_WHAT THE TASK ASKS:_ Extract every record, keeping each one exactly as it is.

_Chart and figure data:_
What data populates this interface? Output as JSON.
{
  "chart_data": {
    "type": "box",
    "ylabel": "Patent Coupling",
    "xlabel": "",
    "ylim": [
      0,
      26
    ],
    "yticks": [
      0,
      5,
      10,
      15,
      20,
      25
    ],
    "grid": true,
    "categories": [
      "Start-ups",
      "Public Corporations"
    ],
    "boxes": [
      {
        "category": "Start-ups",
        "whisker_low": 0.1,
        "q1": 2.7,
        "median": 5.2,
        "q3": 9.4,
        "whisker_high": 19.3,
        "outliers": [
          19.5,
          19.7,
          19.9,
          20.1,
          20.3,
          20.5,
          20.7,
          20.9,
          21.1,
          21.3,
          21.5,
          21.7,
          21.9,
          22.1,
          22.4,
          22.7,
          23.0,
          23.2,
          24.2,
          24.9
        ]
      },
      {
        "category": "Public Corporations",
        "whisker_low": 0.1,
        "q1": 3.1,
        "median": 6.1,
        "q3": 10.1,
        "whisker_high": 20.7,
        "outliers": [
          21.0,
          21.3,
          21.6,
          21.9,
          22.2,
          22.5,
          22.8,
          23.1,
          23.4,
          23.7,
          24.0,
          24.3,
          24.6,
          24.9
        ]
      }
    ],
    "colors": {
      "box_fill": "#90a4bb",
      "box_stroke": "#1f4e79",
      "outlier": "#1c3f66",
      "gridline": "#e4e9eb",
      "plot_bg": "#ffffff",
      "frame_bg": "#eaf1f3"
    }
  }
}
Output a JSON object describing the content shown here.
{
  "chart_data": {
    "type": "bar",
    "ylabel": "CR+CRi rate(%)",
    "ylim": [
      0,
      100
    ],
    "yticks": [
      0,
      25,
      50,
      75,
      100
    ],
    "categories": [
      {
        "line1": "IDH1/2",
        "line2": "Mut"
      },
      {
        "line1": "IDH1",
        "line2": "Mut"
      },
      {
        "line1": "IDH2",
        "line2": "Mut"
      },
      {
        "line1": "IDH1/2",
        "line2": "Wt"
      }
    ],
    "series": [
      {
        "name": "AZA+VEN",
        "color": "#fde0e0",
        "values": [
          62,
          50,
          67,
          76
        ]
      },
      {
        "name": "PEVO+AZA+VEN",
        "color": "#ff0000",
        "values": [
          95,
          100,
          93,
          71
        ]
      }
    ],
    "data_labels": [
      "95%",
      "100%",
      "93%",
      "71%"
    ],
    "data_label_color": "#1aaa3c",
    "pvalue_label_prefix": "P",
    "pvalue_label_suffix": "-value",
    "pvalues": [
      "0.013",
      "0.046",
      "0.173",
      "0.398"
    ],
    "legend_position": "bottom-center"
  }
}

_FINAL RESULT:_
What data populates this interface? Output as JSON.
{
  "chart_data": {
    "type": "box",
    "ylabel": "Patent Coupling",
    "xlabel": "",
    "ylim": [
      0,
      26
    ],
    "yticks": [
      0,
      5,
      10,
      15,
      20,
      25
    ],
    "grid": true,
    "categories": [
      "Start-ups",
      "Public Corporations"
    ],
    "boxes": [
      {
        "category": "Start-ups",
        "whisker_low": 0.1,
        "q1": 2.7,
        "median": 5.2,
        "q3": 9.4,
        "whisker_high": 19.3,
        "outliers": [
          19.5,
          19.7,
          19.9,
          20.1,
          20.3,
          20.5,
          20.7,
          20.9,
          21.1,
          21.3,
          21.5,
          21.7,
          21.9,
          22.1,
          22.4,
          22.7,
          23.0,
          23.2,
          24.2,
          24.9
        ]
      },
      {
        "category": "Public Corporations",
        "whisker_low": 0.1,
        "q1": 3.1,
        "median": 6.1,
        "q3": 10.1,
        "whisker_high": 20.7,
        "outliers": [
          21.0,
          21.3,
          21.6,
          21.9,
          22.2,
          22.5,
          22.8,
          23.1,
          23.4,
          23.7,
          24.0,
          24.3,
          24.6,
          24.9
        ]
      }
    ],
    "colors": {
      "box_fill": "#90a4bb",
      "box_stroke": "#1f4e79",
      "outlier": "#1c3f66",
      "gridline": "#e4e9eb",
      "plot_bg": "#ffffff",
      "frame_bg": "#eaf1f3"
    }
  }
}
Output a JSON object describing the content shown here.
{
  "chart_data": {
    "type": "bar",
    "ylabel": "CR+CRi rate(%)",
    "ylim": [
      0,
      100
    ],
    "yticks": [
      0,
      25,
      50,
      75,
      100
    ],
    "categories": [
      {
        "line1": "IDH1/2",
        "line2": "Mut"
      },
      {
        "line1": "IDH1",
        "line2": "Mut"
      },
      {
        "line1": "IDH2",
        "line2": "Mut"
      },
      {
        "line1": "IDH1/2",
        "line2": "Wt"
      }
    ],
    "series": [
      {
        "name": "AZA+VEN",
        "color": "#fde0e0",
        "values": [
          62,
          50,
          67,
          76
        ]
      },
      {
        "name": "PEVO+AZA+VEN",
        "color": "#ff0000",
        "values": [
          95,
          100,
          93,
          71
        ]
      }
    ],
    "data_labels": [
      "95%",
      "100%",
      "93%",
      "71%"
    ],
    "data_label_color": "#1aaa3c",
    "pvalue_label_prefix": "P",
    "pvalue_label_suffix": "-value",
    "pvalues": [
      "0.013",
      "0.046",
      "0.173",
      "0.398"
    ],
    "legend_position": "bottom-center"
  }
}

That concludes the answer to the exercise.